(Data entries)
[Begin]
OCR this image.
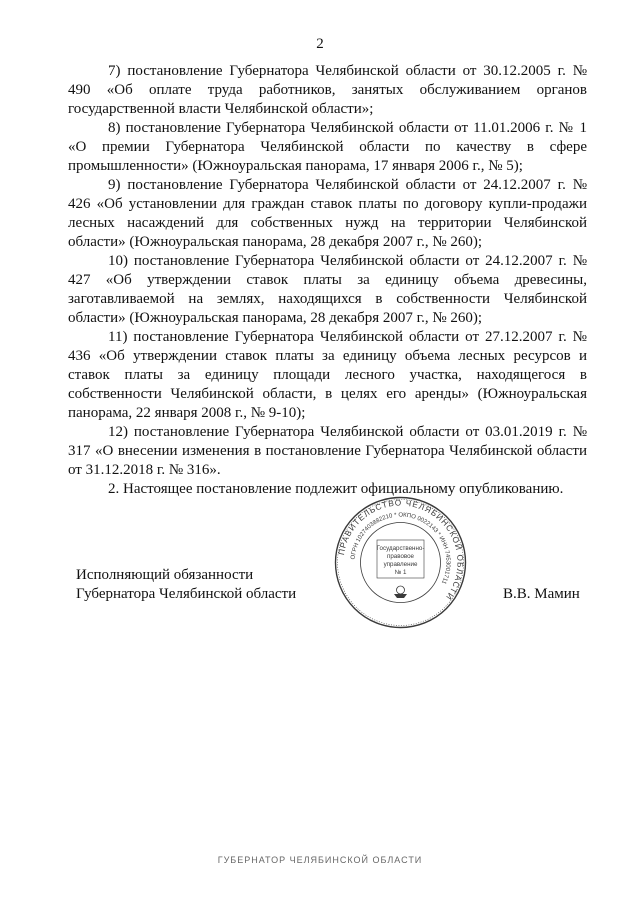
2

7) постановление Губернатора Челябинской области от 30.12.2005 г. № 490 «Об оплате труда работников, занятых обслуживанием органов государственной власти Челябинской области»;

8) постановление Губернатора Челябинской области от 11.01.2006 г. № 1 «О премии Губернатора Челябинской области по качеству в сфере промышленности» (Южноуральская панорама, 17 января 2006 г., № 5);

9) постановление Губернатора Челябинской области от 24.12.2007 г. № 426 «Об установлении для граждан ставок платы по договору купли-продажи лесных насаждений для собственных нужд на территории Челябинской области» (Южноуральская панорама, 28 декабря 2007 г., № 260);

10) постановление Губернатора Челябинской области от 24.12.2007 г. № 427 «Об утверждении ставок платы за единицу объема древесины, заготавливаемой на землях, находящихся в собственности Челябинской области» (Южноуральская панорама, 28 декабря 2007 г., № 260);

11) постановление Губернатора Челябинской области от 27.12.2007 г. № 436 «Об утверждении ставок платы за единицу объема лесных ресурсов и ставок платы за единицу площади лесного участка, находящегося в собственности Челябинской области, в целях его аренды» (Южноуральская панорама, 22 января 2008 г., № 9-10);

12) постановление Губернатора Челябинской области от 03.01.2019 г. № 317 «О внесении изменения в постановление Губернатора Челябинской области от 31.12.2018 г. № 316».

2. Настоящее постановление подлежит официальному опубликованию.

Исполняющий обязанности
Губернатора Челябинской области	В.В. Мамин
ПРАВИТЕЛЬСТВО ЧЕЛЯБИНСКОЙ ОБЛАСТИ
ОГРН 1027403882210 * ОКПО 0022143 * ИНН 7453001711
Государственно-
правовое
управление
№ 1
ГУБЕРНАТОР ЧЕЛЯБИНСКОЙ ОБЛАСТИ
[End]
** Task directions **
All of the data above should be transcribed verbatim, with pictures omitted.

** Response to the exercise **
OCR this image.
2

7) постановление Губернатора Челябинской области от 30.12.2005 г. № 490 «Об оплате труда работников, занятых обслуживанием органов государственной власти Челябинской области»;

8) постановление Губернатора Челябинской области от 11.01.2006 г. № 1 «О премии Губернатора Челябинской области по качеству в сфере промышленности» (Южноуральская панорама, 17 января 2006 г., № 5);

9) постановление Губернатора Челябинской области от 24.12.2007 г. № 426 «Об установлении для граждан ставок платы по договору купли-продажи лесных насаждений для собственных нужд на территории Челябинской области» (Южноуральская панорама, 28 декабря 2007 г., № 260);

10) постановление Губернатора Челябинской области от 24.12.2007 г. № 427 «Об утверждении ставок платы за единицу объема древесины, заготавливаемой на землях, находящихся в собственности Челябинской области» (Южноуральская панорама, 28 декабря 2007 г., № 260);

11) постановление Губернатора Челябинской области от 27.12.2007 г. № 436 «Об утверждении ставок платы за единицу объема лесных ресурсов и ставок платы за единицу площади лесного участка, находящегося в собственности Челябинской области, в целях его аренды» (Южноуральская панорама, 22 января 2008 г., № 9-10);

12) постановление Губернатора Челябинской области от 03.01.2019 г. № 317 «О внесении изменения в постановление Губернатора Челябинской области от 31.12.2018 г. № 316».

2. Настоящее постановление подлежит официальному опубликованию.

Исполняющий обязанности
Губернатора Челябинской области	В.В. Мамин
ПРАВИТЕЛЬСТВО ЧЕЛЯБИНСКОЙ ОБЛАСТИ
ОГРН 1027403882210 * ОКПО 0022143 * ИНН 7453001711
Государственно-
правовое
управление
№ 1
ГУБЕРНАТОР ЧЕЛЯБИНСКОЙ ОБЛАСТИ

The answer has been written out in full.